* [GIVEN EXERCISE 1]
In the listing below, reproduce every line from its beginning down through the line containing "svg-text:1500: 1500 [495, 484, 525, 499]", with both ends included.
○ ○ ○ ○
Bug: shared RELAY_API_KEY across machines — broker exits at WebSocket subscription with "Unable to connect"
Summary
In v6.0.2, the documented "set the same RELAY_API_KEY on multiple machines so brokers join the same workspace" pattern (which #789 builds on as a precondition) silently fails. The HTTP registration step succeeds — the cloud accepts the key and registers the agent — but the WebSocket subscription step that follows exits with "Unable to connect. Is the computer able to access the url?", killing the broker.
This blocks every multi-machine use case, including the messaging premise that #789 assumes works.
Environment
- agent-relay: v6.0.2 (standalone binary install via
install.sh)
- Mac: macOS arm64, agent_name
sc, launchd-managed broker, ran agent-relay cloud login (token in ~/.agent-relay/cloud-auth.json)
- Linux VPS: Ubuntu aarch64, agent_name
ubuntu, systemd-user managed broker, same cloud-auth.json copied via scp from Mac
agent-relay cloud whoami returns identical user/org/workspace on both: sr4001@gmail.com, Scot Campbell's Workspace, Default
Reproduction
- On Mac,
agent-relay up --no-dashboard — broker starts, creates workspace, prints Workspace Key: rk_live_4165c2f458fc2976c0dd0ad092050afb
- Verify the key is live from VPS:
curl -H "Authorization: Bearer rk_live_4165c2f..." https://api.relaycast.dev/v1/channels
→ 200 OK, channels listed (`general`, `engineering`)
- On VPS, set the env var and start:
RELAY_API_KEY=rk_live_4165c2f... agent-relay up --no-dashboard
- Observed:
Broker started. is logged, then the broker exits within ~1s with status code 1 and stderr Failed to start broker: Unable to connect. Is the computer able to access the url?
- Cross-check on the cloud during step 4 (via api.relaycast.dev
/v1/agents):
ubuntu agent does appear in the list, status offline, with a released_at timestamp matching the broker exit
- i.e., the agent registration HTTP call succeeded — the failure is downstream
Why I think this is the WS-subscription step
- VPS network is fine (HTTP 200 to
api.relaycast.dev/v1/channels)
- Bearer auth works (the same key returns 200 from VPS via curl)
- The broker logs
Broker started. (after connect_relay completed) before the error appears
- The "Unable to connect" message is identical to what surfaces from
tokio_tungstenite failures elsewhere in the binary's strings (tokio_tungstenite::tls::encryption::rustls)
What works (control)
Without RELAY_API_KEY, both brokers run fine (each auto-creates its own workspace). Each can talk to its own agents on its own host. The bug is only triggered when a broker is told to join a workspace it didn't create.
Hypothesis on root cause
The WebSocket subscription requires an auth context tied to the creator of the workspace — perhaps the cloud token used at workspace creation gets bound to subsequent WS connections. A broker that joins via RELAY_API_KEY only has its own cloud token, which the WS endpoint won't accept for that workspace's channel.
○ ○ ○ ○
* [GIVEN EXERCISE 2]
Answer these questions about the bug report:
(a) Which version of agent-relay is affected?
(b) What operating system and architecture does the Linux VPS run?
(c) During the cloud cross-check, what status does the ubuntu agent show?
○ ○ ○ ○
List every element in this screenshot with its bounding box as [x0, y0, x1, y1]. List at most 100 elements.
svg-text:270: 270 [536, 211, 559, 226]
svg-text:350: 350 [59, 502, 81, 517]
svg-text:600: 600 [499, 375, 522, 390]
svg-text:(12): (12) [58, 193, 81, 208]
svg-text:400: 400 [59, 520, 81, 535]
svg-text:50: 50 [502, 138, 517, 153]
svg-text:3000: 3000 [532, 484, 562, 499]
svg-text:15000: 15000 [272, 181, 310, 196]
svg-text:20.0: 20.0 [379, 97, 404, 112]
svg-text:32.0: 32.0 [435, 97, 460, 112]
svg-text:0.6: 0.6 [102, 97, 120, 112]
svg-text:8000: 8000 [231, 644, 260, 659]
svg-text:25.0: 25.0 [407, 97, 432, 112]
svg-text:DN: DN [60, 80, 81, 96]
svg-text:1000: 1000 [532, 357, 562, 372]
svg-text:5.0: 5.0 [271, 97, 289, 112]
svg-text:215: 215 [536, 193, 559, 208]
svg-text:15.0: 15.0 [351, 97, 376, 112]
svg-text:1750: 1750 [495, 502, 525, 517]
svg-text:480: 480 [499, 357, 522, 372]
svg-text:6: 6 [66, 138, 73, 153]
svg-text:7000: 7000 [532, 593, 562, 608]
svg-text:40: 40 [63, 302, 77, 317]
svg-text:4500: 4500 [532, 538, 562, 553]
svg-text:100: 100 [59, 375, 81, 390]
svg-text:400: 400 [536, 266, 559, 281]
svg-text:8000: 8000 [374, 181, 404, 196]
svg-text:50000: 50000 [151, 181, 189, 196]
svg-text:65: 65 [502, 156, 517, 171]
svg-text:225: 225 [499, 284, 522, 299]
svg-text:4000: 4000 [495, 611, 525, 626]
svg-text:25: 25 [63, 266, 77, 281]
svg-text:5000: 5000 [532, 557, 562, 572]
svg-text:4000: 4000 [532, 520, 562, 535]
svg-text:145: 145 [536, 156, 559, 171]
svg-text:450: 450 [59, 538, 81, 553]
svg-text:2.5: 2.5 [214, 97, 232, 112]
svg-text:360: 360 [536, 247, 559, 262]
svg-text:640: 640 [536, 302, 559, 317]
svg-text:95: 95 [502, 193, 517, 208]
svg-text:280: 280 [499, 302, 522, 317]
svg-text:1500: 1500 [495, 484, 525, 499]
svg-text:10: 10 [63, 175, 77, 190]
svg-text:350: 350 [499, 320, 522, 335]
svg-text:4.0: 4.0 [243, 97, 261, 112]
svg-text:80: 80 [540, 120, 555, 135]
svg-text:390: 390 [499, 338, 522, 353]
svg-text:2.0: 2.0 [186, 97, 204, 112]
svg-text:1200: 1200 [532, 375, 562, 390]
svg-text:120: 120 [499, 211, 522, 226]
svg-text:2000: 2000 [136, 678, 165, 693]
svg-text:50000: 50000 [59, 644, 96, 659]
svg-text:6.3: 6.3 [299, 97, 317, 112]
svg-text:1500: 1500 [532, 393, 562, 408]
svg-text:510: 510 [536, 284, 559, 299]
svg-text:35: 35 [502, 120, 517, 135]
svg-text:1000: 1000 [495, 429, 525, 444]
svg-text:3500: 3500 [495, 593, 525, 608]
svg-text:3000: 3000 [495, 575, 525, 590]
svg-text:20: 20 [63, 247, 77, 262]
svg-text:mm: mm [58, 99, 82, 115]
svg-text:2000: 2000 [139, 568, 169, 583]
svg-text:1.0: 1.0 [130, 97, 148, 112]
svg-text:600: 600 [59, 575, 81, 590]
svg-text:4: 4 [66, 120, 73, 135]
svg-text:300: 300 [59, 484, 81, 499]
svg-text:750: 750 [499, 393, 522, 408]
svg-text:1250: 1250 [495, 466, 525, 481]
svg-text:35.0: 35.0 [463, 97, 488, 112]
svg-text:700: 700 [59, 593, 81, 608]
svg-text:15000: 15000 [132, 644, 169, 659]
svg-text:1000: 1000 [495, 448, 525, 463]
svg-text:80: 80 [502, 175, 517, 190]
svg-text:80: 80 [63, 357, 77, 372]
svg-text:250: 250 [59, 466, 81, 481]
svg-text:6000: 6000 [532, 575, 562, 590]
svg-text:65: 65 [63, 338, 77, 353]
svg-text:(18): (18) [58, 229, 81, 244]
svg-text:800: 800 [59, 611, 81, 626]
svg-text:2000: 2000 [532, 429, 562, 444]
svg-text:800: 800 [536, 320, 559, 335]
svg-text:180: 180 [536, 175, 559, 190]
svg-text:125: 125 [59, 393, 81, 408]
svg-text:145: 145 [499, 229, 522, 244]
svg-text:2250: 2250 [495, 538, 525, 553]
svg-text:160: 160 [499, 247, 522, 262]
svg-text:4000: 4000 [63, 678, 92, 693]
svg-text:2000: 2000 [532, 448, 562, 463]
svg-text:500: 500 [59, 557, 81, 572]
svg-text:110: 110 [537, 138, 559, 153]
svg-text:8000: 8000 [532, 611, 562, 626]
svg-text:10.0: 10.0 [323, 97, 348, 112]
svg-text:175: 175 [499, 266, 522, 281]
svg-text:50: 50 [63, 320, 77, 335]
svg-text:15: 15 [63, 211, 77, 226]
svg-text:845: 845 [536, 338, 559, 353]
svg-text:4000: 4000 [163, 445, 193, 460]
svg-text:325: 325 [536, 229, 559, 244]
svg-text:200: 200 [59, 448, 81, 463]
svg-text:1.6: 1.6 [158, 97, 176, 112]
○ ○ ○ ○
* [COMPLETE ANSWER 1]
List every element in this screenshot with its bounding box as [x0, y0, x1, y1]. List at most 100 elements.
svg-text:270: 270 [536, 211, 559, 226]
svg-text:350: 350 [59, 502, 81, 517]
svg-text:600: 600 [499, 375, 522, 390]
svg-text:(12): (12) [58, 193, 81, 208]
svg-text:400: 400 [59, 520, 81, 535]
svg-text:50: 50 [502, 138, 517, 153]
svg-text:3000: 3000 [532, 484, 562, 499]
svg-text:15000: 15000 [272, 181, 310, 196]
svg-text:20.0: 20.0 [379, 97, 404, 112]
svg-text:32.0: 32.0 [435, 97, 460, 112]
svg-text:0.6: 0.6 [102, 97, 120, 112]
svg-text:8000: 8000 [231, 644, 260, 659]
svg-text:25.0: 25.0 [407, 97, 432, 112]
svg-text:DN: DN [60, 80, 81, 96]
svg-text:1000: 1000 [532, 357, 562, 372]
svg-text:5.0: 5.0 [271, 97, 289, 112]
svg-text:215: 215 [536, 193, 559, 208]
svg-text:15.0: 15.0 [351, 97, 376, 112]
svg-text:1750: 1750 [495, 502, 525, 517]
svg-text:480: 480 [499, 357, 522, 372]
svg-text:6: 6 [66, 138, 73, 153]
svg-text:7000: 7000 [532, 593, 562, 608]
svg-text:40: 40 [63, 302, 77, 317]
svg-text:4500: 4500 [532, 538, 562, 553]
svg-text:100: 100 [59, 375, 81, 390]
svg-text:400: 400 [536, 266, 559, 281]
svg-text:8000: 8000 [374, 181, 404, 196]
svg-text:50000: 50000 [151, 181, 189, 196]
svg-text:65: 65 [502, 156, 517, 171]
svg-text:225: 225 [499, 284, 522, 299]
svg-text:4000: 4000 [495, 611, 525, 626]
svg-text:25: 25 [63, 266, 77, 281]
svg-text:5000: 5000 [532, 557, 562, 572]
svg-text:4000: 4000 [532, 520, 562, 535]
svg-text:145: 145 [536, 156, 559, 171]
svg-text:450: 450 [59, 538, 81, 553]
svg-text:2.5: 2.5 [214, 97, 232, 112]
svg-text:360: 360 [536, 247, 559, 262]
svg-text:640: 640 [536, 302, 559, 317]
svg-text:95: 95 [502, 193, 517, 208]
svg-text:280: 280 [499, 302, 522, 317]
svg-text:1500: 1500 [495, 484, 525, 499]

* [COMPLETE ANSWER 2]
(a) v6.0.2
(b) Ubuntu aarch64
(c) Offline